Start of WORKING DATA
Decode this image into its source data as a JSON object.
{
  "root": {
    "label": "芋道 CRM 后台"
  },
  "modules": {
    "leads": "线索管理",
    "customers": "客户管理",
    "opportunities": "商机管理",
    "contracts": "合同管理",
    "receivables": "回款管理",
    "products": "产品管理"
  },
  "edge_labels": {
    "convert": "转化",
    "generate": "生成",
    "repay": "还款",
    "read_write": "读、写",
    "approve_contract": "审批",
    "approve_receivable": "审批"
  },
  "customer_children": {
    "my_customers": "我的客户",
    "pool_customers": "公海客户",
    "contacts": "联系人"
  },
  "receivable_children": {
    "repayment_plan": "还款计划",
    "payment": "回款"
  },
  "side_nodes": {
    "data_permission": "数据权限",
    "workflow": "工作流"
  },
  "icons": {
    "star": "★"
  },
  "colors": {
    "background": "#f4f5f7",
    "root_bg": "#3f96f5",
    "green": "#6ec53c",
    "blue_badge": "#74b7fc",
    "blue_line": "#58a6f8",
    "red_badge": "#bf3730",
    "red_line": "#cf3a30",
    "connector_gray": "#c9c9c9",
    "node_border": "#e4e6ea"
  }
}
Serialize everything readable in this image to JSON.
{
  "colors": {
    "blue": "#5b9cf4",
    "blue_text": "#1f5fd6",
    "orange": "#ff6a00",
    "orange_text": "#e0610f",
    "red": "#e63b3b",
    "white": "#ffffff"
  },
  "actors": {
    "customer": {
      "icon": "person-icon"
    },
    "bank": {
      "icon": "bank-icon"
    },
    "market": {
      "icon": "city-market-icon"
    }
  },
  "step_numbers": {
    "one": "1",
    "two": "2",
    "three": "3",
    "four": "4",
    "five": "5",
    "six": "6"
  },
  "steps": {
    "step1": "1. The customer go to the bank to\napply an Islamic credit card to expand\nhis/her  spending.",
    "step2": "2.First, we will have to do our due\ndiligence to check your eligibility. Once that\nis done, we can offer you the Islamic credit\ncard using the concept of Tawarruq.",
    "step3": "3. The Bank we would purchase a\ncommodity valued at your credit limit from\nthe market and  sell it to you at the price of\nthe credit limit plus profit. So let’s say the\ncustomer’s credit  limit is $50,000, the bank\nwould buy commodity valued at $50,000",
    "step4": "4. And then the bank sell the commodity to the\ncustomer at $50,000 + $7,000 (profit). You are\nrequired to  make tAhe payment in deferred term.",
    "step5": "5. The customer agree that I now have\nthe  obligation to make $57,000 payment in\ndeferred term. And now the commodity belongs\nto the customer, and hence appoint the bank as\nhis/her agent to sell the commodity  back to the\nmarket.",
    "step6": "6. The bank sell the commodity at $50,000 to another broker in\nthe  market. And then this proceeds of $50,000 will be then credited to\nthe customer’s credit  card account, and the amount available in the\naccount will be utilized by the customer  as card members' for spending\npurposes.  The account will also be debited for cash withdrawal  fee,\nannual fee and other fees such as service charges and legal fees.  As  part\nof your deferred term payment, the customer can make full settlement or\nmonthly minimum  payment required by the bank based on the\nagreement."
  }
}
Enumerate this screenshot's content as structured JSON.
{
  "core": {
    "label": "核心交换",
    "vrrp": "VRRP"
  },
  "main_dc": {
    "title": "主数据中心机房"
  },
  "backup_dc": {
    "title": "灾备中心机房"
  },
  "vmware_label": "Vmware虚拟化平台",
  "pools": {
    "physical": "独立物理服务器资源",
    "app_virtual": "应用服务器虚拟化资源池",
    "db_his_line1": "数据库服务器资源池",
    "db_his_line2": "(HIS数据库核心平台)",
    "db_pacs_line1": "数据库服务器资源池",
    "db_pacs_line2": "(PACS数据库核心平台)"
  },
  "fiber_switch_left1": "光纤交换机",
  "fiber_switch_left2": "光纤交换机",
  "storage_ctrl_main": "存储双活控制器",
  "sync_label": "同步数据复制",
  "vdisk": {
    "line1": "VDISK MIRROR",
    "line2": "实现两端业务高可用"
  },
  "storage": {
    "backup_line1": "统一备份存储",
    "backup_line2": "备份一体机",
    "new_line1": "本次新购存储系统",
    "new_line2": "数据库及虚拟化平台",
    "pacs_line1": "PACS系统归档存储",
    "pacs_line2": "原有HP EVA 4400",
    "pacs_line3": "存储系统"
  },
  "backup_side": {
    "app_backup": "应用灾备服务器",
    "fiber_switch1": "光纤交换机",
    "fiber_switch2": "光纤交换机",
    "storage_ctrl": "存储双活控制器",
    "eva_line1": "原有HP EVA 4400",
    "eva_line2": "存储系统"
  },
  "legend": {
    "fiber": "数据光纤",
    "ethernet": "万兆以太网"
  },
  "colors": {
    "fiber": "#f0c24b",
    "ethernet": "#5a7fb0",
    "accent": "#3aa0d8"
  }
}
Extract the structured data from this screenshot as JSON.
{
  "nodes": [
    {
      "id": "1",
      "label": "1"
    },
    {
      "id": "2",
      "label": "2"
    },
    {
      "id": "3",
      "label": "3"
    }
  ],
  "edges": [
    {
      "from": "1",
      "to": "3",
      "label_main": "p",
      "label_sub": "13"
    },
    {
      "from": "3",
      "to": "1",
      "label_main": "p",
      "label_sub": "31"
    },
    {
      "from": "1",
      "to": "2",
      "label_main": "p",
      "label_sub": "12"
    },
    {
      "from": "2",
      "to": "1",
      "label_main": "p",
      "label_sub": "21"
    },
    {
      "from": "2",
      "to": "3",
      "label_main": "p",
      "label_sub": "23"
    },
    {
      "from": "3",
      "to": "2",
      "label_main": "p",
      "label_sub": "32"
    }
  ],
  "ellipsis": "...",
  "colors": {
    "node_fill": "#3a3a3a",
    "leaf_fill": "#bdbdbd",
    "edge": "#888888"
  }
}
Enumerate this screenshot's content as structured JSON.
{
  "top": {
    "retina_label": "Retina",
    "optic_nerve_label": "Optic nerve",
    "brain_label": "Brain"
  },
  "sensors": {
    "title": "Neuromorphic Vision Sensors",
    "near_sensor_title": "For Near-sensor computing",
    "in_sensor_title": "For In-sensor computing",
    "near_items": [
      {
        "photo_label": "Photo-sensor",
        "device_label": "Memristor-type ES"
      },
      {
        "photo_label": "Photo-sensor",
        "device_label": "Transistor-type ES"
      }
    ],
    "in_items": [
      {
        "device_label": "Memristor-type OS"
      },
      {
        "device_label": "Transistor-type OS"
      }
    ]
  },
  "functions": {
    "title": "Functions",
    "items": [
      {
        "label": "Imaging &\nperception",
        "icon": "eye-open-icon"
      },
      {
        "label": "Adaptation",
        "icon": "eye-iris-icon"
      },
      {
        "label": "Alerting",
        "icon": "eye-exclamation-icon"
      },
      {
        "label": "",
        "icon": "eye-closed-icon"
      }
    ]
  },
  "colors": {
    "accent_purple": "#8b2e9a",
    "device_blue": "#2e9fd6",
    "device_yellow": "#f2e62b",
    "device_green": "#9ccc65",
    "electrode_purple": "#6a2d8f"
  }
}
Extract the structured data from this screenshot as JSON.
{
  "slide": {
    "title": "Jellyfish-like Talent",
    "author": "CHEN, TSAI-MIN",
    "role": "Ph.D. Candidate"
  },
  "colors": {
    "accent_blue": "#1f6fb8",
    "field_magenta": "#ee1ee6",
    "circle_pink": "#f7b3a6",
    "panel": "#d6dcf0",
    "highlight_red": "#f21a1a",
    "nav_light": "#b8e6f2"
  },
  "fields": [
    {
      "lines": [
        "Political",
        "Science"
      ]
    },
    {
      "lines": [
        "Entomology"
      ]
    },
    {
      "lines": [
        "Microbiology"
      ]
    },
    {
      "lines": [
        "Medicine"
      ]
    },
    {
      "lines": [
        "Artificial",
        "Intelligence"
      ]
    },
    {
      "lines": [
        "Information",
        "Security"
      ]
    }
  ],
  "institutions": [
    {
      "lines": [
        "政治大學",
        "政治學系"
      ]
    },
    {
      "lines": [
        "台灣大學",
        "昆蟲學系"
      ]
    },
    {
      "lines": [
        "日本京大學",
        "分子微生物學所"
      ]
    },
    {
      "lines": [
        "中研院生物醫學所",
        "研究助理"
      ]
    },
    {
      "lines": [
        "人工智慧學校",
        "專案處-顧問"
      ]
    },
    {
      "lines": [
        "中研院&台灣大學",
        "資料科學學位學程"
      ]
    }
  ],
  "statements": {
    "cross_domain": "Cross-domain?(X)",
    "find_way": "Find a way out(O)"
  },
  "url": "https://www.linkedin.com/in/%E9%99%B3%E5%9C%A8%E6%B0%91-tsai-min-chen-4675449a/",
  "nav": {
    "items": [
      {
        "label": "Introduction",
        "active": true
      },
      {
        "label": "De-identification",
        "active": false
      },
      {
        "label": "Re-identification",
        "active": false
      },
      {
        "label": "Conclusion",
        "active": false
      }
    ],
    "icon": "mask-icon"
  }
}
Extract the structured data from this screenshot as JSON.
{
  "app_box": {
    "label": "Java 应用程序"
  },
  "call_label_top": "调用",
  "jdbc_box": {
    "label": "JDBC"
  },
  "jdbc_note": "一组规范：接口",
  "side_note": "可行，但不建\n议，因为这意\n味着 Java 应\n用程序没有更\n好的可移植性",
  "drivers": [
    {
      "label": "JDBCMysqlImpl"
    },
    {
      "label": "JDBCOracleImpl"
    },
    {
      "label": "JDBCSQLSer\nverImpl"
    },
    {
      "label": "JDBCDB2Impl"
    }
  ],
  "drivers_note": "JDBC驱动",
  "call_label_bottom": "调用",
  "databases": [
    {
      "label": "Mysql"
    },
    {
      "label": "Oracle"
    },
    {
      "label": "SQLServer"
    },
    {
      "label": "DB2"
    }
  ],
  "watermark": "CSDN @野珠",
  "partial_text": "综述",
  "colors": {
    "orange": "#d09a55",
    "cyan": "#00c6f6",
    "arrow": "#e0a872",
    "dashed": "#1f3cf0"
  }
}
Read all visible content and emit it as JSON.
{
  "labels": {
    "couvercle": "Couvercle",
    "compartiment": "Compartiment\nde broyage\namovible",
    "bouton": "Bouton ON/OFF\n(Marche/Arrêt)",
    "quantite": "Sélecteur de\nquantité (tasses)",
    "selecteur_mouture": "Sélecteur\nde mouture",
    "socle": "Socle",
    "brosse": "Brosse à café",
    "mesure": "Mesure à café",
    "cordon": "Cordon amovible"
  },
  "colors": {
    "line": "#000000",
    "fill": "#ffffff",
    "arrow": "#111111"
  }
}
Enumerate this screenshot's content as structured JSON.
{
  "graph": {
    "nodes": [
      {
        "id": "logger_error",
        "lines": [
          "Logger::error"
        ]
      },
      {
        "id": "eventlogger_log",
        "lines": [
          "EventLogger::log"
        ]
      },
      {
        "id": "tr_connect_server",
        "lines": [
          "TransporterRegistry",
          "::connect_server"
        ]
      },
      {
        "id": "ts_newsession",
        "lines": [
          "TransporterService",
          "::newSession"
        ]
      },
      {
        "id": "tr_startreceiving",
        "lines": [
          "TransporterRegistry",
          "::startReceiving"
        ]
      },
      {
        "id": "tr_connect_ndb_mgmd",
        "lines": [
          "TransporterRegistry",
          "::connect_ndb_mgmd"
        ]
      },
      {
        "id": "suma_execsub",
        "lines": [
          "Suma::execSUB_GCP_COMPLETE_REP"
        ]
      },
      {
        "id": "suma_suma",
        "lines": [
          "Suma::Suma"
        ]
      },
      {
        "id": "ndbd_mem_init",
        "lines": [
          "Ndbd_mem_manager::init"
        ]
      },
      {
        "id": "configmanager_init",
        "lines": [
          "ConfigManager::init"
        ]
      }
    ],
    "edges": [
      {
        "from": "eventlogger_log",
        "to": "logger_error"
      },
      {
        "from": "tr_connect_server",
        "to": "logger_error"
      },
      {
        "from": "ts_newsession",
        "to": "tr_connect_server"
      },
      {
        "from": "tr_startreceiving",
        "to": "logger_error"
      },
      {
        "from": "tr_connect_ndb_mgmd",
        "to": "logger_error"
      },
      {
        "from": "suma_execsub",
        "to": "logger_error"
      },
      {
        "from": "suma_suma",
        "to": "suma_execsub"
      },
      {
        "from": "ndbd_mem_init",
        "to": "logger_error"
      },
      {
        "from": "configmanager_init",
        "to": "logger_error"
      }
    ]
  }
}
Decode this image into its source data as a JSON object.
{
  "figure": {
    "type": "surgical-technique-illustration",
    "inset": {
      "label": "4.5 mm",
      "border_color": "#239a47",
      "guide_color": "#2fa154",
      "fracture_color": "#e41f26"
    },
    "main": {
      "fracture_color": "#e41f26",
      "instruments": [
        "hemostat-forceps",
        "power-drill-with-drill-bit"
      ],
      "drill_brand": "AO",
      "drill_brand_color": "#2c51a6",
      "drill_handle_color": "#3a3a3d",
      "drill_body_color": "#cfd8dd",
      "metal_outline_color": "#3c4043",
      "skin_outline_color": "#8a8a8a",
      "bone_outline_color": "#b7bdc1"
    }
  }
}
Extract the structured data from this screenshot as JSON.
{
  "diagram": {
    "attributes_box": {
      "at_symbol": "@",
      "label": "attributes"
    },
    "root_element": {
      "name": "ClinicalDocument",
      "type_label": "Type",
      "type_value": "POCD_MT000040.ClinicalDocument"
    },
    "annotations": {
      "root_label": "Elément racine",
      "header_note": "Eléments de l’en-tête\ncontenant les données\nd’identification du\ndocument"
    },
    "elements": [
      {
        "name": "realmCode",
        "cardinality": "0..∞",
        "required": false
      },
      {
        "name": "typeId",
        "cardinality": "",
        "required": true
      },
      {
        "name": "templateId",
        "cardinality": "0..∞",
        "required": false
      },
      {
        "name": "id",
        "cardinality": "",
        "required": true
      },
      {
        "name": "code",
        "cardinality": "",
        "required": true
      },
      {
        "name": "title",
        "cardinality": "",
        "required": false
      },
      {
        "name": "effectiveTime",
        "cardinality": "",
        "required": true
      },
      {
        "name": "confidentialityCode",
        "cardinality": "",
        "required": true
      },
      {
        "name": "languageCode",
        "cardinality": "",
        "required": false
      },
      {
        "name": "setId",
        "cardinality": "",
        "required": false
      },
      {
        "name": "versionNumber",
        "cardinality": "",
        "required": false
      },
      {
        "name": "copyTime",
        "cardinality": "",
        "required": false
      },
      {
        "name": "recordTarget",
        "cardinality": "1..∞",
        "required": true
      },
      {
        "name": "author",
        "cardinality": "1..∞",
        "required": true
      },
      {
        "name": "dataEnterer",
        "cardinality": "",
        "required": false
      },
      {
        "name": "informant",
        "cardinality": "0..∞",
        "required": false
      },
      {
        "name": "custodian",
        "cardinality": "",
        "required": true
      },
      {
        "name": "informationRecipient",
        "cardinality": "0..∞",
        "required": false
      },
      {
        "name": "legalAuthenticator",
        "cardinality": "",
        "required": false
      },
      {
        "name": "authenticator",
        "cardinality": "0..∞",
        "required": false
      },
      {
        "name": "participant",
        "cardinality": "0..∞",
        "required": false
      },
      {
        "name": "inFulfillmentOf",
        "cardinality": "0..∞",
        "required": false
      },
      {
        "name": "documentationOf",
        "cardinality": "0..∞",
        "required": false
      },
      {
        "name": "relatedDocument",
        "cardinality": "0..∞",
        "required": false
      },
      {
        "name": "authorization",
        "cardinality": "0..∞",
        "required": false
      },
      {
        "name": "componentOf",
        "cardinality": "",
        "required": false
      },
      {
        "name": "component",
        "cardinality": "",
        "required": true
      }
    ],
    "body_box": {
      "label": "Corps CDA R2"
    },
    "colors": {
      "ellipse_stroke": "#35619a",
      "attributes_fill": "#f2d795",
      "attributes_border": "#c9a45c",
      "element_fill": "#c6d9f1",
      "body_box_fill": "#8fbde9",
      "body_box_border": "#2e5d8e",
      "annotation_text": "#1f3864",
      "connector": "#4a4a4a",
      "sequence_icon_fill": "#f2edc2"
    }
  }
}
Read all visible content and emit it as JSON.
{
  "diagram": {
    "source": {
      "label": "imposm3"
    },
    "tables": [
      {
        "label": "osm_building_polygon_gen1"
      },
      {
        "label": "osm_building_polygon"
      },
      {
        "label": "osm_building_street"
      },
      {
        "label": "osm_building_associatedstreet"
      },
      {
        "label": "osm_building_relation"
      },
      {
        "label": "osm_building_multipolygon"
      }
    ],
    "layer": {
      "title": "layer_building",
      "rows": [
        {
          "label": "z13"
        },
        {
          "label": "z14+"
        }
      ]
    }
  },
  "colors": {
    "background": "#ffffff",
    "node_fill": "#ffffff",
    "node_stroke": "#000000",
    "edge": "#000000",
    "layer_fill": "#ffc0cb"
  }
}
End of WORKING DATA
## [STATED GOAL]
State the count of lines above containing the string "nhis", and add nothing to it.

## [THE ANSWER]
2